▼▼▼
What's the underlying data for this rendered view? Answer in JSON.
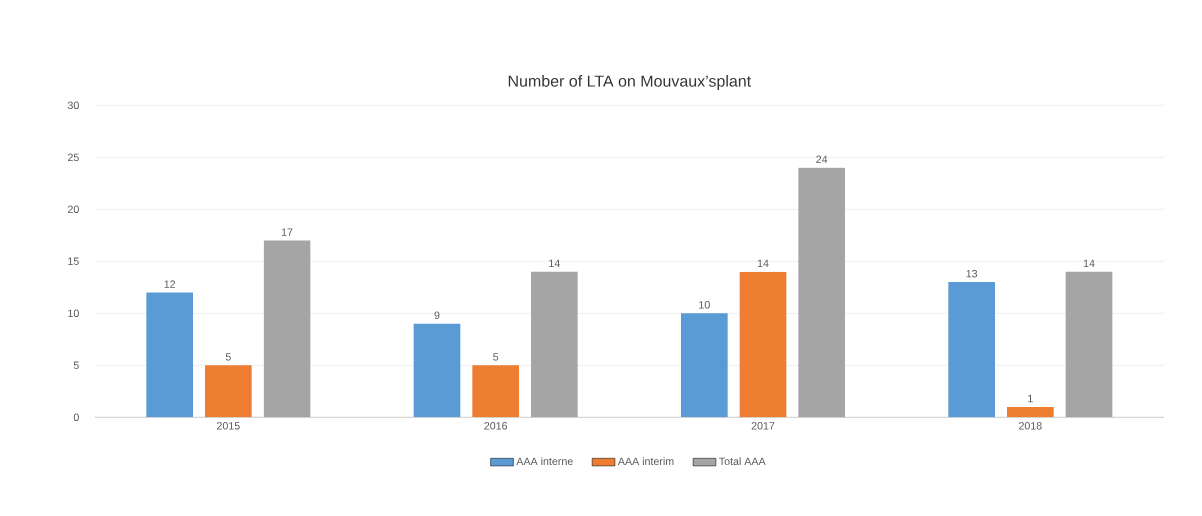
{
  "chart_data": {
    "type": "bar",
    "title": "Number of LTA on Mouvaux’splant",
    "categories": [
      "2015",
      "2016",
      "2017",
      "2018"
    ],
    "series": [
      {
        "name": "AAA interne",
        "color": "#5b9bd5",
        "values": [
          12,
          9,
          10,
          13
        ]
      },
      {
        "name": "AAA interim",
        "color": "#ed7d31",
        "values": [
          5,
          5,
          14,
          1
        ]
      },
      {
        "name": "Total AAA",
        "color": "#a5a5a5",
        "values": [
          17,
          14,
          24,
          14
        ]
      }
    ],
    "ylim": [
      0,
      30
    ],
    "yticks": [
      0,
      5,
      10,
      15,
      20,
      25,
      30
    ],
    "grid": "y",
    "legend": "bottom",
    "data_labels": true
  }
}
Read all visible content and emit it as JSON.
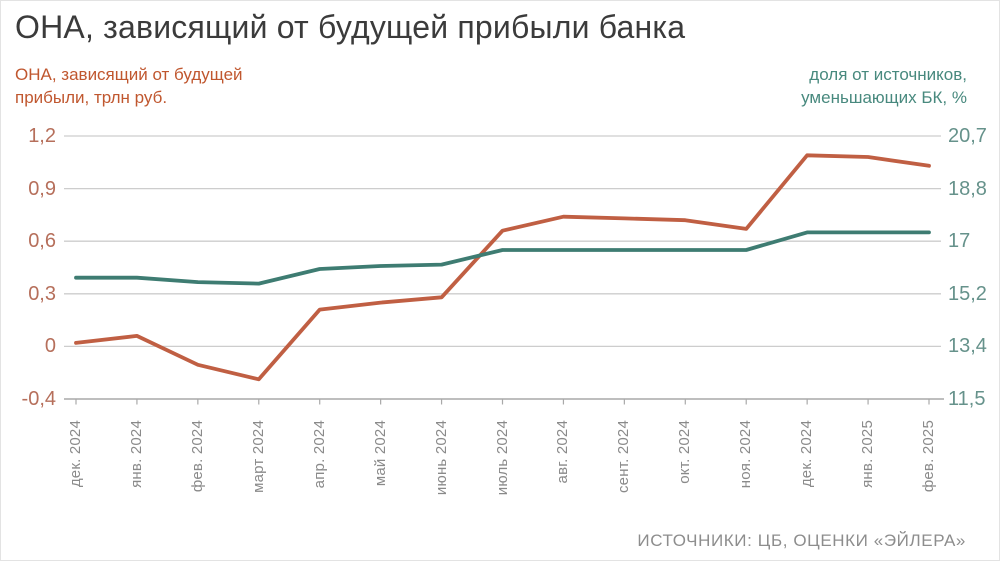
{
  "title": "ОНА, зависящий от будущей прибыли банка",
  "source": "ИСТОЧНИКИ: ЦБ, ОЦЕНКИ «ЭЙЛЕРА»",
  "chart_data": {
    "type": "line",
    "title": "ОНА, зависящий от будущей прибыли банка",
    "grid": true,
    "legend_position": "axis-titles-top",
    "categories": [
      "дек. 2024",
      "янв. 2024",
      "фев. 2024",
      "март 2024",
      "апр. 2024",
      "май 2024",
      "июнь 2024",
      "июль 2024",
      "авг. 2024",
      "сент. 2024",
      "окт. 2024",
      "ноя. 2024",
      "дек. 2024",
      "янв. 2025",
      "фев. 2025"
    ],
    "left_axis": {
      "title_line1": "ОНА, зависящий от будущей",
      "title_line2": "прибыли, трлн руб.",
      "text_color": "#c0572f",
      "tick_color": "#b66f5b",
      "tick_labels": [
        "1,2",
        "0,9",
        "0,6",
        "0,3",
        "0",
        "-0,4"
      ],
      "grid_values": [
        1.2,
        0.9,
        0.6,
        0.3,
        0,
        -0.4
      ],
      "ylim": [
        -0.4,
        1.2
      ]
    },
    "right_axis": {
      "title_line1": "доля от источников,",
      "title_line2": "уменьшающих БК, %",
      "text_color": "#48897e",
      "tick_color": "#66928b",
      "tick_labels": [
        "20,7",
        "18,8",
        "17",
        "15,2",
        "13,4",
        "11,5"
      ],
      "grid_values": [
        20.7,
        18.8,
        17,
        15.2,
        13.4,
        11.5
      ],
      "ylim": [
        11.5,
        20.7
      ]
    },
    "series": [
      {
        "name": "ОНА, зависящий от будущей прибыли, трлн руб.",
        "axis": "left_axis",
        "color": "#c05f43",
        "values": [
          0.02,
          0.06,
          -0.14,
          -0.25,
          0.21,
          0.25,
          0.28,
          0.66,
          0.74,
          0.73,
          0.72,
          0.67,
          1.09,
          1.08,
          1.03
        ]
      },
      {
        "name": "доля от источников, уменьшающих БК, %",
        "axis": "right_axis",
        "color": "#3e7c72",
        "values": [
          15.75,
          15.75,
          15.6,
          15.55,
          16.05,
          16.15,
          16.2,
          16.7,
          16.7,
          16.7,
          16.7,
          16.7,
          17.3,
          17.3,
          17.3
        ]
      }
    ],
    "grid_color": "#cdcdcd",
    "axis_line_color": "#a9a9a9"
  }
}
▲▲▲
WRITTEN PROBLEM:
Copy each line from the data above that includes "name".

FULL OUTPUT:
        "name": "AAA interne",
        "name": "AAA interim",
        "name": "Total AAA",
        "name": "ОНА, зависящий от будущей прибыли, трлн руб.",
        "name": "доля от источников, уменьшающих БК, %",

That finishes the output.